--- start MATERIAL TO PROCESS ---

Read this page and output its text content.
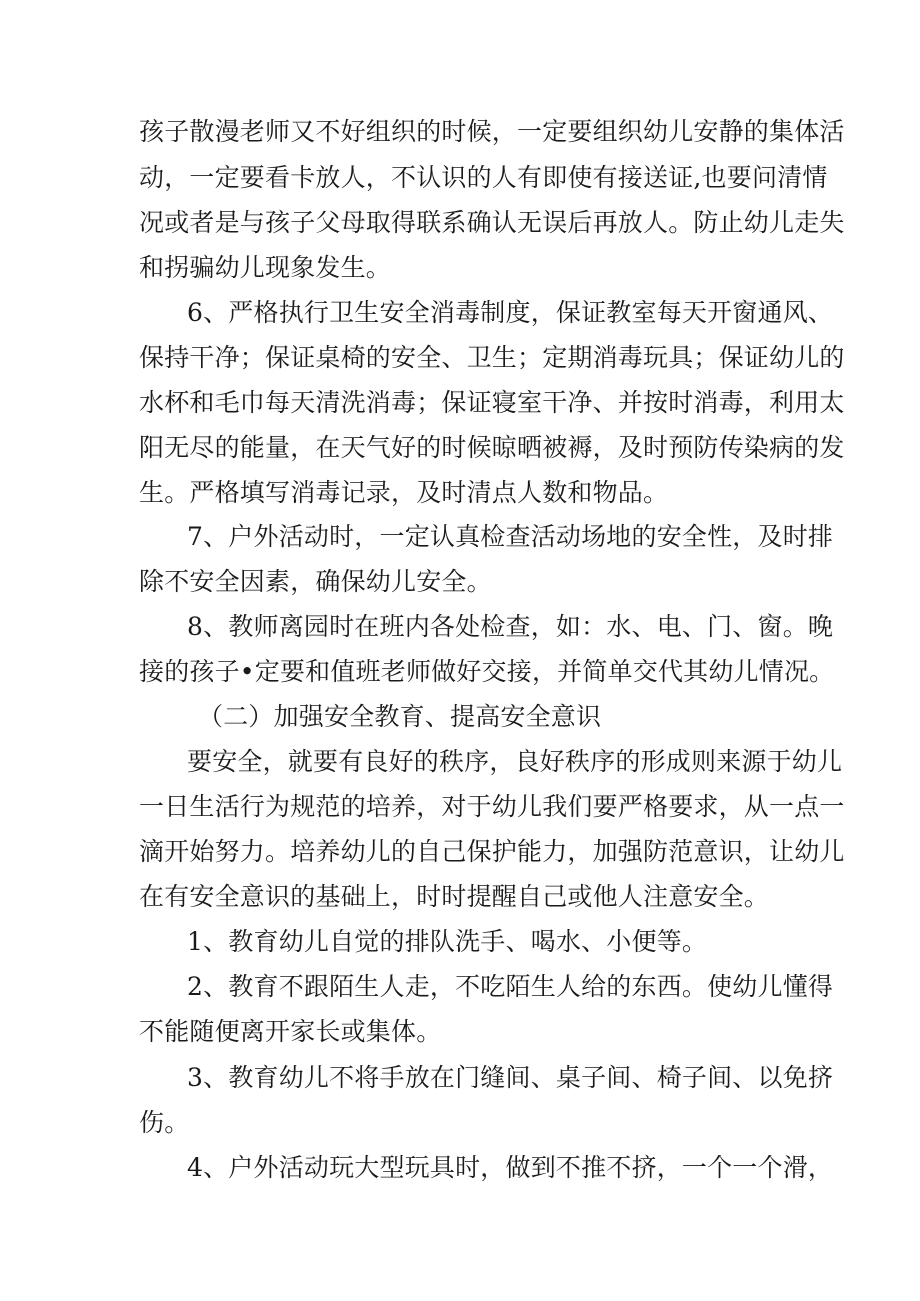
孩子散漫老师又不好组织的时候，一定要组织幼儿安静的集体活
动，一定要看卡放人，不认识的人有即使有接送证,也要问清情
况或者是与孩子父母取得联系确认无误后再放人。防止幼儿走失
和拐骗幼儿现象发生。
6、严格执行卫生安全消毒制度，保证教室每天开窗通风、
保持干净；保证桌椅的安全、卫生；定期消毒玩具；保证幼儿的
水杯和毛巾每天清洗消毒；保证寝室干净、并按时消毒，利用太
阳无尽的能量，在天气好的时候晾晒被褥，及时预防传染病的发
生。严格填写消毒记录，及时清点人数和物品。
7、户外活动时，一定认真检查活动场地的安全性，及时排
除不安全因素，确保幼儿安全。
8、教师离园时在班内各处检查，如：水、电、门、窗。晚
接的孩子•定要和值班老师做好交接，并简单交代其幼儿情况。
（二）加强安全教育、提高安全意识
要安全，就要有良好的秩序，良好秩序的形成则来源于幼儿
一日生活行为规范的培养，对于幼儿我们要严格要求，从一点一
滴开始努力。培养幼儿的自己保护能力，加强防范意识，让幼儿
在有安全意识的基础上，时时提醒自己或他人注意安全。
1、教育幼儿自觉的排队洗手、喝水、小便等。
2、教育不跟陌生人走，不吃陌生人给的东西。使幼儿懂得
不能随便离开家长或集体。
3、教育幼儿不将手放在门缝间、桌子间、椅子间、以免挤
伤。
4、户外活动玩大型玩具时，做到不推不挤，一个一个滑，
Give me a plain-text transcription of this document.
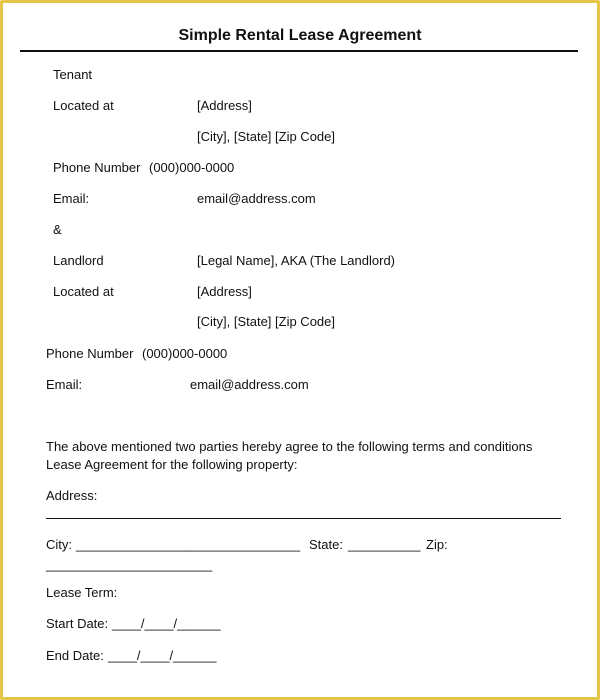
Simple Rental Lease Agreement
Tenant
Located at	[Address]
[City], [State] [Zip Code]
Phone Number (000)000-0000
Email:	email@address.com
&
Landlord	[Legal Name], AKA (The Landlord)
Located at	[Address]
[City], [State] [Zip Code]
Phone Number (000)000-0000
Email:	email@address.com
The above mentioned two parties hereby agree to the following terms and conditions Lease Agreement for the following property:
Address:
City: _______________________________ State: __________ Zip:
_______________________
Lease Term:
Start Date: ____/____/______
End Date: ____/____/______
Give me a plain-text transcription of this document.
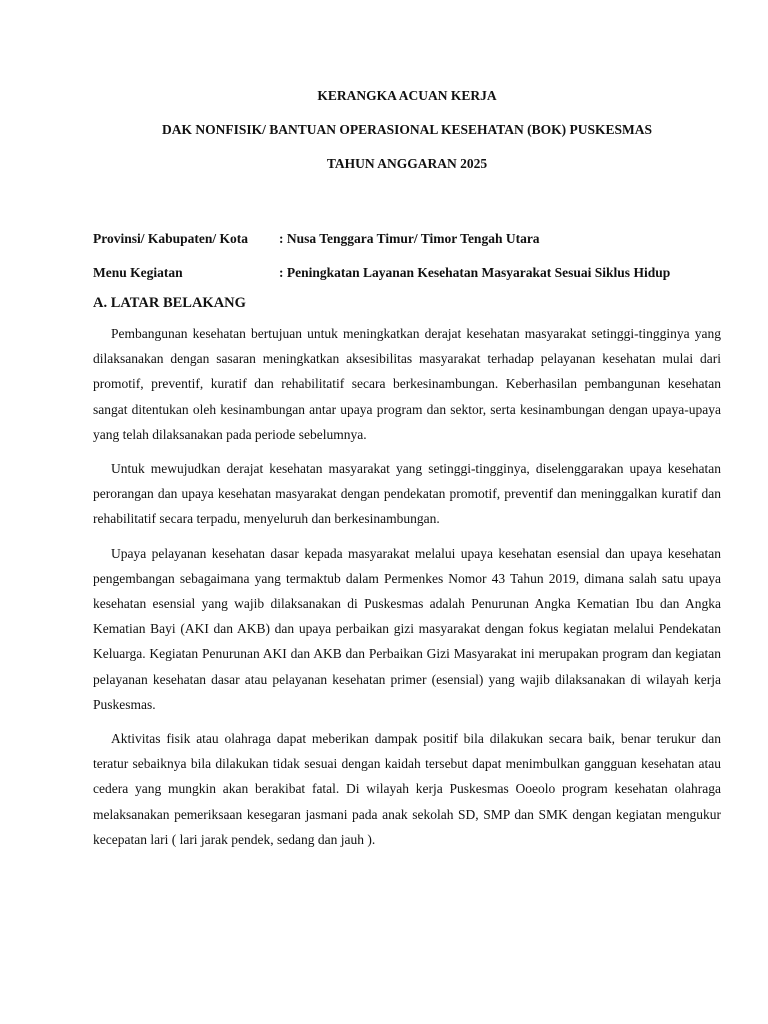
KERANGKA ACUAN KERJA

DAK NONFISIK/ BANTUAN OPERASIONAL KESEHATAN (BOK) PUSKESMAS

TAHUN ANGGARAN 2025

Provinsi/ Kabupaten/ Kota	: Nusa Tenggara Timur/ Timor Tengah Utara
Menu Kegiatan	: Peningkatan Layanan Kesehatan Masyarakat Sesuai Siklus Hidup

A. LATAR BELAKANG

Pembangunan kesehatan bertujuan untuk meningkatkan derajat kesehatan masyarakat setinggi-tingginya yang dilaksanakan dengan sasaran meningkatkan aksesibilitas masyarakat terhadap pelayanan kesehatan mulai dari promotif, preventif, kuratif dan rehabilitatif secara berkesinambungan. Keberhasilan pembangunan kesehatan sangat ditentukan oleh kesinambungan antar upaya program dan sektor, serta kesinambungan dengan upaya-upaya yang telah dilaksanakan pada periode sebelumnya.

Untuk mewujudkan derajat kesehatan masyarakat yang setinggi-tingginya, diselenggarakan upaya kesehatan perorangan dan upaya kesehatan masyarakat dengan pendekatan promotif, preventif dan meninggalkan kuratif dan rehabilitatif secara terpadu, menyeluruh dan berkesinambungan.

Upaya pelayanan kesehatan dasar kepada masyarakat melalui upaya kesehatan esensial dan upaya kesehatan pengembangan sebagaimana yang termaktub dalam Permenkes Nomor 43 Tahun 2019, dimana salah satu upaya kesehatan esensial yang wajib dilaksanakan di Puskesmas adalah Penurunan Angka Kematian Ibu dan Angka Kematian Bayi (AKI dan AKB) dan upaya perbaikan gizi masyarakat dengan fokus kegiatan melalui Pendekatan Keluarga. Kegiatan Penurunan AKI dan AKB dan Perbaikan Gizi Masyarakat ini merupakan program dan kegiatan pelayanan kesehatan dasar atau pelayanan kesehatan primer (esensial) yang wajib dilaksanakan di wilayah kerja Puskesmas.

Aktivitas fisik atau olahraga dapat meberikan dampak positif bila dilakukan secara baik, benar terukur dan teratur sebaiknya bila dilakukan tidak sesuai dengan kaidah tersebut dapat menimbulkan gangguan kesehatan atau cedera yang mungkin akan berakibat fatal. Di wilayah kerja Puskesmas Ooeolo program kesehatan olahraga melaksanakan pemeriksaan kesegaran jasmani pada anak sekolah SD, SMP dan SMK dengan kegiatan mengukur kecepatan lari ( lari jarak pendek, sedang dan jauh ).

--- end MATERIAL TO PROCESS ---

For the entries above, count the lines that contain the string "berkesinambungan", and state that number without further comment.

### ANSWER TO THIS PROBLEM:
2